■ **Directions**:
From the listing below, pull out every line where the string "move" appears.

#### Data to use

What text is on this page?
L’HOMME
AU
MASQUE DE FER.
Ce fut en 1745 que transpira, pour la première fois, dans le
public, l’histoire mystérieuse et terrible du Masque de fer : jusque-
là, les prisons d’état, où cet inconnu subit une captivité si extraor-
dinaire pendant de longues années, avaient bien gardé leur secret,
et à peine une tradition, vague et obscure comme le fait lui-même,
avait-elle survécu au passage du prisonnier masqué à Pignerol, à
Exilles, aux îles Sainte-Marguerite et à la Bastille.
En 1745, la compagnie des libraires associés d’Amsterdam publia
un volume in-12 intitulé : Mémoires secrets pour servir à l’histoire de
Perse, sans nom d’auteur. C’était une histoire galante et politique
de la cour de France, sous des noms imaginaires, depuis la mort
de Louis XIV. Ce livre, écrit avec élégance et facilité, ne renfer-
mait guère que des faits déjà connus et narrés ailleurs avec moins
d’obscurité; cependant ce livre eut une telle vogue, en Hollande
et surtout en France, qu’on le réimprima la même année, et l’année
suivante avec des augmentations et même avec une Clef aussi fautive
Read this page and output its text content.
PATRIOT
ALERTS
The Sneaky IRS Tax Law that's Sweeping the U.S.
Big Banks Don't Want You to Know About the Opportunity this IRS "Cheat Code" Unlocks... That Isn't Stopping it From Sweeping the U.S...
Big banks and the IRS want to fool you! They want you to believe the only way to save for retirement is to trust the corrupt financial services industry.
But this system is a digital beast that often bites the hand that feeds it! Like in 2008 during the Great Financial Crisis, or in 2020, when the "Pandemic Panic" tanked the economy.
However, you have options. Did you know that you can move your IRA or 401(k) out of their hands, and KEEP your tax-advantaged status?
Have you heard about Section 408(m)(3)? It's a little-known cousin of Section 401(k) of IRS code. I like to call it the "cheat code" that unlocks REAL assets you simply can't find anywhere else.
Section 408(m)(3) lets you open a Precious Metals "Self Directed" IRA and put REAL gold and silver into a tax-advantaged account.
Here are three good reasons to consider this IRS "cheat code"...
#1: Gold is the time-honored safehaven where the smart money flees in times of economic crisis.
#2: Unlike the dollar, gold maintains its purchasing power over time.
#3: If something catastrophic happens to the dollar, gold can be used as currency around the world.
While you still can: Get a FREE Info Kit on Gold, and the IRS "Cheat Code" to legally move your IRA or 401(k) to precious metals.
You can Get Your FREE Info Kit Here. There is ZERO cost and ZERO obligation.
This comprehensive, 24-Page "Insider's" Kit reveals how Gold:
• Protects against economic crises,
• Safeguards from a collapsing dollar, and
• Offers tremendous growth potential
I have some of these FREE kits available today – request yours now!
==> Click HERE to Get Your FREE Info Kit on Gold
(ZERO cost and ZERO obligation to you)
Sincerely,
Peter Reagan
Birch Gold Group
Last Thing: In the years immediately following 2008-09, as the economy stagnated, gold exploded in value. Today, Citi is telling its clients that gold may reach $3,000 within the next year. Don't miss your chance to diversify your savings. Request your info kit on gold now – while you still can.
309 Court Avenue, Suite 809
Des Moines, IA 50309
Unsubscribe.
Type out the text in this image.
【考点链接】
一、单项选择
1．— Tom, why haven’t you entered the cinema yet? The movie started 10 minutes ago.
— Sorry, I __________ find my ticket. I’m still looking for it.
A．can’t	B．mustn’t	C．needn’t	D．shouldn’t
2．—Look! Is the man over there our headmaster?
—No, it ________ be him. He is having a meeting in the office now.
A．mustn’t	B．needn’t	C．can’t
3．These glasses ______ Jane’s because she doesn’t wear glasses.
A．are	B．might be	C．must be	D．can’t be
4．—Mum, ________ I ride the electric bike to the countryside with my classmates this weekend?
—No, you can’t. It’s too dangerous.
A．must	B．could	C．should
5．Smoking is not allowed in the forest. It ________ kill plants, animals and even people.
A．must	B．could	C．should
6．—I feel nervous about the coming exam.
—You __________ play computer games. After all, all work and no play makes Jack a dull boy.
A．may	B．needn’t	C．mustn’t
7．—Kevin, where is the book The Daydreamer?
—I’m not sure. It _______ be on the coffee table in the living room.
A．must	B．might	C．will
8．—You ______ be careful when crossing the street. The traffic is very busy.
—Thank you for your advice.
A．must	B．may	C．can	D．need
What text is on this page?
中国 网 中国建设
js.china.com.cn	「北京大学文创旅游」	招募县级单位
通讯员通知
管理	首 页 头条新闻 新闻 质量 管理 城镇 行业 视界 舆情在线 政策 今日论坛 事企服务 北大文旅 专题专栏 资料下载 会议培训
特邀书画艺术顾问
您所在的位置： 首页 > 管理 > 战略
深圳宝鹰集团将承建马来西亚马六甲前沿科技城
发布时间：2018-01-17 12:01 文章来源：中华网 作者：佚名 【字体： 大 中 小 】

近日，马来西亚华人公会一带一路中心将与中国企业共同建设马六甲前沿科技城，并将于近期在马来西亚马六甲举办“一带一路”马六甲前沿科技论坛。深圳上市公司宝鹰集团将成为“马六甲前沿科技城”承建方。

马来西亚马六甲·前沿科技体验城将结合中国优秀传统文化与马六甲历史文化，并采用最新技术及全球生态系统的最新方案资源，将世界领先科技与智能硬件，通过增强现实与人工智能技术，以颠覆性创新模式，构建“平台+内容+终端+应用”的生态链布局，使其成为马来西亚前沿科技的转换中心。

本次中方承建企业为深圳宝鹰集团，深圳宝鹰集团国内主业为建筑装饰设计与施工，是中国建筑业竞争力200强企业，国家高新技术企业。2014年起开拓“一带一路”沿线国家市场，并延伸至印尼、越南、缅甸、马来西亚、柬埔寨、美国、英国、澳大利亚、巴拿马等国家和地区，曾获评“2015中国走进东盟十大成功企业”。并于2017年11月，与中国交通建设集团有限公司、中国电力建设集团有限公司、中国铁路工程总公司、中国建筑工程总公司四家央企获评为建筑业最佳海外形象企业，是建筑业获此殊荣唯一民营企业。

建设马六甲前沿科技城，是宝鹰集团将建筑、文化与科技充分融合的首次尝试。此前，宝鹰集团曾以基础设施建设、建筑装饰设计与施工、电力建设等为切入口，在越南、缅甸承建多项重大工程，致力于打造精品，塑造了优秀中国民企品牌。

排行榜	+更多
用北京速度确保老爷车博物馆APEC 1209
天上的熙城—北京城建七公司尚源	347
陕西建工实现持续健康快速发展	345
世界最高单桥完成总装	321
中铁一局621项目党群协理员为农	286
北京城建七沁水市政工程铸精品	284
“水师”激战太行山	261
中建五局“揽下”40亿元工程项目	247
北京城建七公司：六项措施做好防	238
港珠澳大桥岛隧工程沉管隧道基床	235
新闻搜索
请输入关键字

########

■ **Task solution**:
However, you have options. Did you know that you can move your IRA or 401(k) out of their hands, and KEEP your tax-advantaged status?
While you still can: Get a FREE Info Kit on Gold, and the IRS "Cheat Code" to legally move your IRA or 401(k) to precious metals.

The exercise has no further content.